### Stated problem
Look through the data below. Collect every line where the word "Prayers" occurs.

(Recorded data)

◆ ◆ ◆ ◆ ◆

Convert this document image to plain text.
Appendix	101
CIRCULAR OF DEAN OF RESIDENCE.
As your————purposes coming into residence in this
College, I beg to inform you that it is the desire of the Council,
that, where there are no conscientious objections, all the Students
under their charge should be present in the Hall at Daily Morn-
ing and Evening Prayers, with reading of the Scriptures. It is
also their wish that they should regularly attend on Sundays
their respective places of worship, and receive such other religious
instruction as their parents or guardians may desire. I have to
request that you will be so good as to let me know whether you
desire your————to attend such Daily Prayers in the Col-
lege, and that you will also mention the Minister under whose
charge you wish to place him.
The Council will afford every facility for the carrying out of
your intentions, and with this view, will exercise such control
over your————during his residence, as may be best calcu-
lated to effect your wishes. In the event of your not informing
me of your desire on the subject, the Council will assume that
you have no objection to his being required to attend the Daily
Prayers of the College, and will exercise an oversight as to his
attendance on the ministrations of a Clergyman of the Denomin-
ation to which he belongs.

◆ ◆ ◆ ◆ ◆

### In response
ing and Evening Prayers, with reading of the Scriptures. It is
desire your————to attend such Daily Prayers in the Col-
Prayers of the College, and will exercise an oversight as to his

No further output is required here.